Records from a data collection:

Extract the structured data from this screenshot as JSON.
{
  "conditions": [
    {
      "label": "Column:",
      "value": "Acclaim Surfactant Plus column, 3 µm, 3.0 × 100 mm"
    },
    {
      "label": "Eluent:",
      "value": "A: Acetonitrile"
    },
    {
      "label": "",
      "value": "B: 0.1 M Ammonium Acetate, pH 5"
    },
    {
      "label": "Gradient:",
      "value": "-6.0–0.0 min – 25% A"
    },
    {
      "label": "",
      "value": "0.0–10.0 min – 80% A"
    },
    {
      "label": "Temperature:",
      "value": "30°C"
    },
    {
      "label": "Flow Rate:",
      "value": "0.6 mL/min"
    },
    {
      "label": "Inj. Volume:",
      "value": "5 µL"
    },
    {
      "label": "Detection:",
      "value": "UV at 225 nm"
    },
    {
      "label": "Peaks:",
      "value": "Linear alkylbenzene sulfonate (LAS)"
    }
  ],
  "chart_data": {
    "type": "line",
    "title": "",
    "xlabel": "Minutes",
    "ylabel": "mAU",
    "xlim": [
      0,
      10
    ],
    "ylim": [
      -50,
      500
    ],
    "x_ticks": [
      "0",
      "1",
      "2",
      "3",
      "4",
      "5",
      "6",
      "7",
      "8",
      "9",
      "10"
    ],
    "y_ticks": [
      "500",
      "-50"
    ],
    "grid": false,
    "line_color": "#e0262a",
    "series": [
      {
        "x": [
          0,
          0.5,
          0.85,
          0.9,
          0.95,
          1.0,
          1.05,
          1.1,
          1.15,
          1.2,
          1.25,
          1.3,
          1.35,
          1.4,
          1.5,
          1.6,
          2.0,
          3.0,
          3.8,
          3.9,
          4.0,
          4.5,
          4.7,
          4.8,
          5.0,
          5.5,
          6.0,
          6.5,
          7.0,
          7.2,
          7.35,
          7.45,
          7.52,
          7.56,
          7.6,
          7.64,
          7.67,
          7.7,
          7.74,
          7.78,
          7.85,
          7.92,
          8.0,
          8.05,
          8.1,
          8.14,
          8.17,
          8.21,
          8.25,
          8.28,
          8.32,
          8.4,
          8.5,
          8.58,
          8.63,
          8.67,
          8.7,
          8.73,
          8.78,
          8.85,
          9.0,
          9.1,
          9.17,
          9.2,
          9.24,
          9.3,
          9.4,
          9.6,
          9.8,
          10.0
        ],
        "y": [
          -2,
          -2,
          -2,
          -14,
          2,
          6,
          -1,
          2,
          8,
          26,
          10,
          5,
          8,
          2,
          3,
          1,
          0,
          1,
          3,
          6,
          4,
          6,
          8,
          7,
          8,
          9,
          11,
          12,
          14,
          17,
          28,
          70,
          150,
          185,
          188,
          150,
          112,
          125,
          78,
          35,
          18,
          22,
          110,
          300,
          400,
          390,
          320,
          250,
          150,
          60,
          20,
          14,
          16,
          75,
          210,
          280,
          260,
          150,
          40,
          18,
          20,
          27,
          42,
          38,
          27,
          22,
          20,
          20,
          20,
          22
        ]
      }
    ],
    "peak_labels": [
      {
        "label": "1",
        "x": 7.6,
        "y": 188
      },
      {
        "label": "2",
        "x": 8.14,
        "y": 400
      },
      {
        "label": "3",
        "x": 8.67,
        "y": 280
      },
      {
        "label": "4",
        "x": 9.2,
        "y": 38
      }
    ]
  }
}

=== EXERCISE TASK ===
Give an exact repetition of all the material.

=== SOLUTION TO THE PROBLEM ===
Extract the structured data from this screenshot as JSON.
{
  "conditions": [
    {
      "label": "Column:",
      "value": "Acclaim Surfactant Plus column, 3 µm, 3.0 × 100 mm"
    },
    {
      "label": "Eluent:",
      "value": "A: Acetonitrile"
    },
    {
      "label": "",
      "value": "B: 0.1 M Ammonium Acetate, pH 5"
    },
    {
      "label": "Gradient:",
      "value": "-6.0–0.0 min – 25% A"
    },
    {
      "label": "",
      "value": "0.0–10.0 min – 80% A"
    },
    {
      "label": "Temperature:",
      "value": "30°C"
    },
    {
      "label": "Flow Rate:",
      "value": "0.6 mL/min"
    },
    {
      "label": "Inj. Volume:",
      "value": "5 µL"
    },
    {
      "label": "Detection:",
      "value": "UV at 225 nm"
    },
    {
      "label": "Peaks:",
      "value": "Linear alkylbenzene sulfonate (LAS)"
    }
  ],
  "chart_data": {
    "type": "line",
    "title": "",
    "xlabel": "Minutes",
    "ylabel": "mAU",
    "xlim": [
      0,
      10
    ],
    "ylim": [
      -50,
      500
    ],
    "x_ticks": [
      "0",
      "1",
      "2",
      "3",
      "4",
      "5",
      "6",
      "7",
      "8",
      "9",
      "10"
    ],
    "y_ticks": [
      "500",
      "-50"
    ],
    "grid": false,
    "line_color": "#e0262a",
    "series": [
      {
        "x": [
          0,
          0.5,
          0.85,
          0.9,
          0.95,
          1.0,
          1.05,
          1.1,
          1.15,
          1.2,
          1.25,
          1.3,
          1.35,
          1.4,
          1.5,
          1.6,
          2.0,
          3.0,
          3.8,
          3.9,
          4.0,
          4.5,
          4.7,
          4.8,
          5.0,
          5.5,
          6.0,
          6.5,
          7.0,
          7.2,
          7.35,
          7.45,
          7.52,
          7.56,
          7.6,
          7.64,
          7.67,
          7.7,
          7.74,
          7.78,
          7.85,
          7.92,
          8.0,
          8.05,
          8.1,
          8.14,
          8.17,
          8.21,
          8.25,
          8.28,
          8.32,
          8.4,
          8.5,
          8.58,
          8.63,
          8.67,
          8.7,
          8.73,
          8.78,
          8.85,
          9.0,
          9.1,
          9.17,
          9.2,
          9.24,
          9.3,
          9.4,
          9.6,
          9.8,
          10.0
        ],
        "y": [
          -2,
          -2,
          -2,
          -14,
          2,
          6,
          -1,
          2,
          8,
          26,
          10,
          5,
          8,
          2,
          3,
          1,
          0,
          1,
          3,
          6,
          4,
          6,
          8,
          7,
          8,
          9,
          11,
          12,
          14,
          17,
          28,
          70,
          150,
          185,
          188,
          150,
          112,
          125,
          78,
          35,
          18,
          22,
          110,
          300,
          400,
          390,
          320,
          250,
          150,
          60,
          20,
          14,
          16,
          75,
          210,
          280,
          260,
          150,
          40,
          18,
          20,
          27,
          42,
          38,
          27,
          22,
          20,
          20,
          20,
          22
        ]
      }
    ],
    "peak_labels": [
      {
        "label": "1",
        "x": 7.6,
        "y": 188
      },
      {
        "label": "2",
        "x": 8.14,
        "y": 400
      },
      {
        "label": "3",
        "x": 8.67,
        "y": 280
      },
      {
        "label": "4",
        "x": 9.2,
        "y": 38
      }
    ]
  }
}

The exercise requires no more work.